(Saved entries)
□ □ □
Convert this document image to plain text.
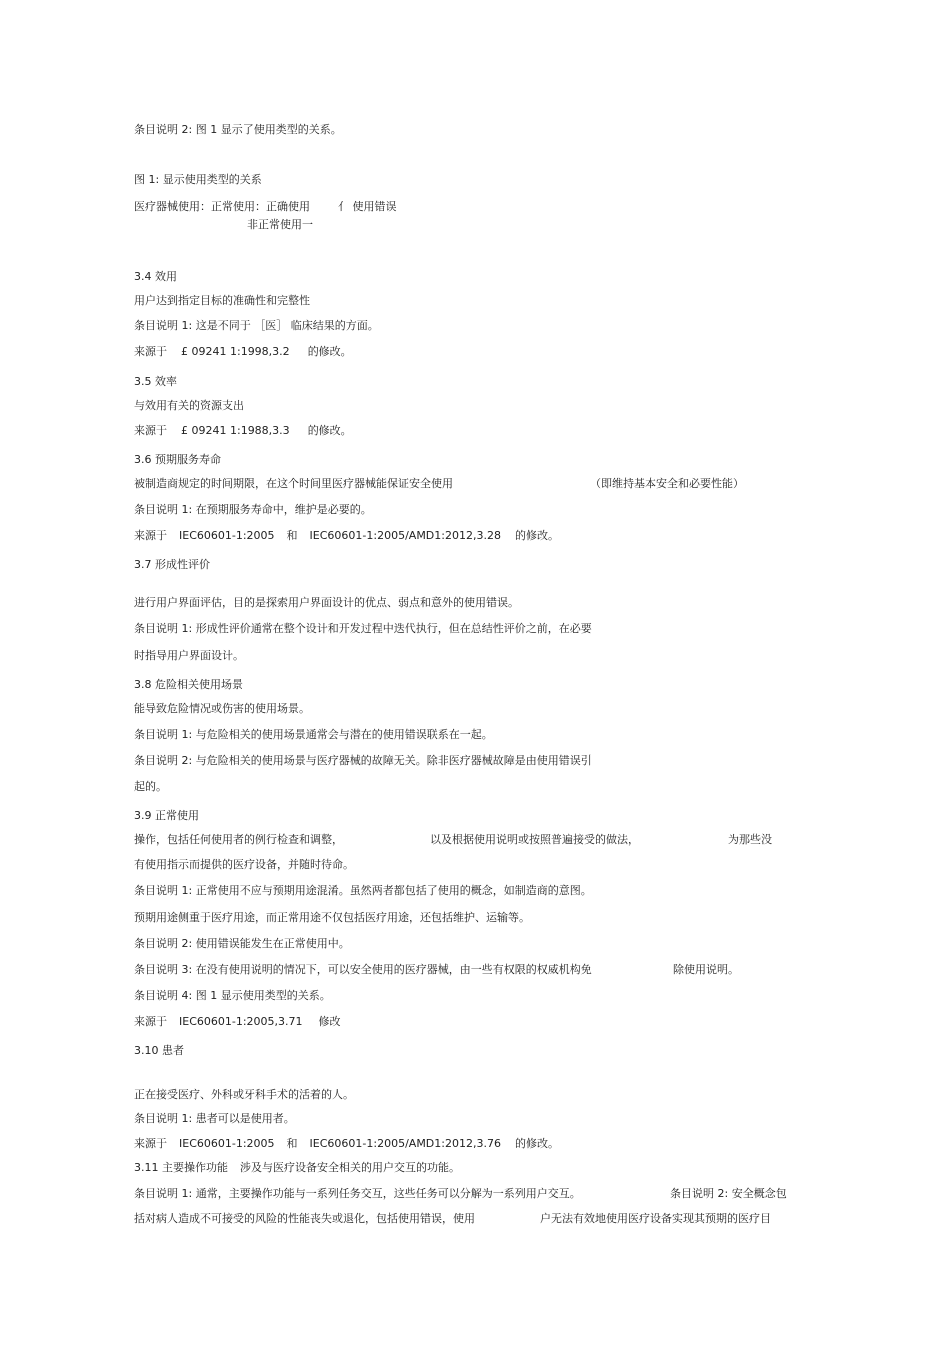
条目说明 2: 图 1 显示了使用类型的关系。
图 1: 显示使用类型的关系
医疗器械使用：正常使用：正确使用	亻 使用错误
非正常使用一
3.4 效用
用户达到指定目标的准确性和完整性
条目说明 1: 这是不同于 ［医］ 临床结果的方面。
来源于 £ 09241 1:1998,3.2 的修改。
3.5 效率
与效用有关的资源支出
来源于 £ 09241 1:1988,3.3 的修改。
3.6 预期服务寿命
被制造商规定的时间期限，在这个时间里医疗器械能保证安全使用	（即维持基本安全和必要性能）
条目说明 1: 在预期服务寿命中，维护是必要的。
来源于 IEC60601-1:2005 和 IEC60601-1:2005/AMD1:2012,3.28 的修改。
3.7 形成性评价
进行用户界面评估，目的是探索用户界面设计的优点、弱点和意外的使用错误。
条目说明 1: 形成性评价通常在整个设计和开发过程中迭代执行，但在总结性评价之前，在必要
时指导用户界面设计。
3.8 危险相关使用场景
能导致危险情况或伤害的使用场景。
条目说明 1: 与危险相关的使用场景通常会与潜在的使用错误联系在一起。
条目说明 2: 与危险相关的使用场景与医疗器械的故障无关。除非医疗器械故障是由使用错误引
起的。
3.9 正常使用
操作，包括任何使用者的例行检查和调整，	以及根据使用说明或按照普遍接受的做法，	为那些没
有使用指示而提供的医疗设备，并随时待命。
条目说明 1: 正常使用不应与预期用途混淆。虽然两者都包括了使用的概念，如制造商的意图。
预期用途侧重于医疗用途，而正常用途不仅包括医疗用途，还包括维护、运输等。
条目说明 2: 使用错误能发生在正常使用中。
条目说明 3: 在没有使用说明的情况下，可以安全使用的医疗器械，由一些有权限的权威机构免	除使用说明。
条目说明 4: 图 1 显示使用类型的关系。
来源于 IEC60601-1:2005,3.71 修改
3.10 患者
正在接受医疗、外科或牙科手术的活着的人。
条目说明 1: 患者可以是使用者。
来源于 IEC60601-1:2005 和 IEC60601-1:2005/AMD1:2012,3.76 的修改。
3.11 主要操作功能 涉及与医疗设备安全相关的用户交互的功能。
条目说明 1: 通常，主要操作功能与一系列任务交互，这些任务可以分解为一系列用户交互。	条目说明 2: 安全概念包
括对病人造成不可接受的风险的性能丧失或退化，包括使用错误，使用	户无法有效地使用医疗设备实现其预期的医疗目
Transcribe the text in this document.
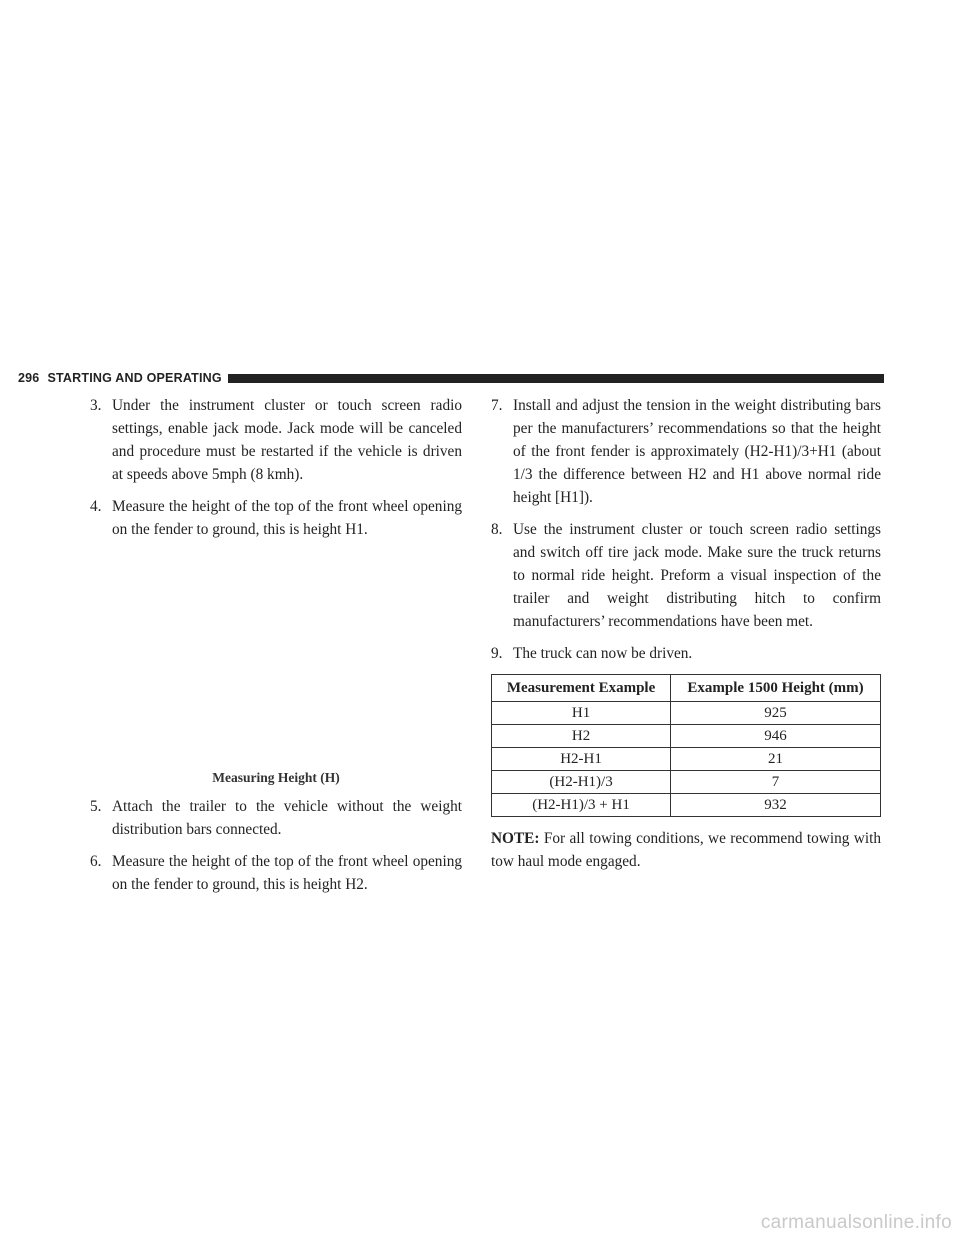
296 STARTING AND OPERATING
3. Under the instrument cluster or touch screen radio settings, enable jack mode. Jack mode will be canceled and procedure must be restarted if the vehicle is driven at speeds above 5mph (8 kmh).
4. Measure the height of the top of the front wheel opening on the fender to ground, this is height H1.
Measuring Height (H)
5. Attach the trailer to the vehicle without the weight distribution bars connected.
6. Measure the height of the top of the front wheel opening on the fender to ground, this is height H2.
7. Install and adjust the tension in the weight distributing bars per the manufacturers’ recommendations so that the height of the front fender is approximately (H2-H1)/3+H1 (about 1/3 the difference between H2 and H1 above normal ride height [H1]).
8. Use the instrument cluster or touch screen radio settings and switch off tire jack mode. Make sure the truck returns to normal ride height. Preform a visual inspection of the trailer and weight distributing hitch to confirm manufacturers’ recommendations have been met.
9. The truck can now be driven.
Measurement Example	Example 1500 Height (mm)
H1	925
H2	946
H2-H1	21
(H2-H1)/3	7
(H2-H1)/3 + H1	932
NOTE: For all towing conditions, we recommend towing with tow haul mode engaged.
carmanualsonline.info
□ □ □
**Directions for this task:**
Your job is to transcribe the entries above exactly; skip the pictures.

**Full response:**
Convert this document image to plain text.
条目说明 2: 图 1 显示了使用类型的关系。
图 1: 显示使用类型的关系
医疗器械使用：正常使用：正确使用	亻 使用错误
非正常使用一
3.4 效用
用户达到指定目标的准确性和完整性
条目说明 1: 这是不同于 ［医］ 临床结果的方面。
来源于 £ 09241 1:1998,3.2 的修改。
3.5 效率
与效用有关的资源支出
来源于 £ 09241 1:1988,3.3 的修改。
3.6 预期服务寿命
被制造商规定的时间期限，在这个时间里医疗器械能保证安全使用	（即维持基本安全和必要性能）
条目说明 1: 在预期服务寿命中，维护是必要的。
来源于 IEC60601-1:2005 和 IEC60601-1:2005/AMD1:2012,3.28 的修改。
3.7 形成性评价
进行用户界面评估，目的是探索用户界面设计的优点、弱点和意外的使用错误。
条目说明 1: 形成性评价通常在整个设计和开发过程中迭代执行，但在总结性评价之前，在必要
时指导用户界面设计。
3.8 危险相关使用场景
能导致危险情况或伤害的使用场景。
条目说明 1: 与危险相关的使用场景通常会与潜在的使用错误联系在一起。
条目说明 2: 与危险相关的使用场景与医疗器械的故障无关。除非医疗器械故障是由使用错误引
起的。
3.9 正常使用
操作，包括任何使用者的例行检查和调整，	以及根据使用说明或按照普遍接受的做法，	为那些没
有使用指示而提供的医疗设备，并随时待命。
条目说明 1: 正常使用不应与预期用途混淆。虽然两者都包括了使用的概念，如制造商的意图。
预期用途侧重于医疗用途，而正常用途不仅包括医疗用途，还包括维护、运输等。
条目说明 2: 使用错误能发生在正常使用中。
条目说明 3: 在没有使用说明的情况下，可以安全使用的医疗器械，由一些有权限的权威机构免	除使用说明。
条目说明 4: 图 1 显示使用类型的关系。
来源于 IEC60601-1:2005,3.71 修改
3.10 患者
正在接受医疗、外科或牙科手术的活着的人。
条目说明 1: 患者可以是使用者。
来源于 IEC60601-1:2005 和 IEC60601-1:2005/AMD1:2012,3.76 的修改。
3.11 主要操作功能 涉及与医疗设备安全相关的用户交互的功能。
条目说明 1: 通常，主要操作功能与一系列任务交互，这些任务可以分解为一系列用户交互。	条目说明 2: 安全概念包
括对病人造成不可接受的风险的性能丧失或退化，包括使用错误，使用	户无法有效地使用医疗设备实现其预期的医疗目
Transcribe the text in this document.
296 STARTING AND OPERATING
3. Under the instrument cluster or touch screen radio settings, enable jack mode. Jack mode will be canceled and procedure must be restarted if the vehicle is driven at speeds above 5mph (8 kmh).
4. Measure the height of the top of the front wheel opening on the fender to ground, this is height H1.
Measuring Height (H)
5. Attach the trailer to the vehicle without the weight distribution bars connected.
6. Measure the height of the top of the front wheel opening on the fender to ground, this is height H2.
7. Install and adjust the tension in the weight distributing bars per the manufacturers’ recommendations so that the height of the front fender is approximately (H2-H1)/3+H1 (about 1/3 the difference between H2 and H1 above normal ride height [H1]).
8. Use the instrument cluster or touch screen radio settings and switch off tire jack mode. Make sure the truck returns to normal ride height. Preform a visual inspection of the trailer and weight distributing hitch to confirm manufacturers’ recommendations have been met.
9. The truck can now be driven.
Measurement Example	Example 1500 Height (mm)
H1	925
H2	946
H2-H1	21
(H2-H1)/3	7
(H2-H1)/3 + H1	932
NOTE: For all towing conditions, we recommend towing with tow haul mode engaged.
carmanualsonline.info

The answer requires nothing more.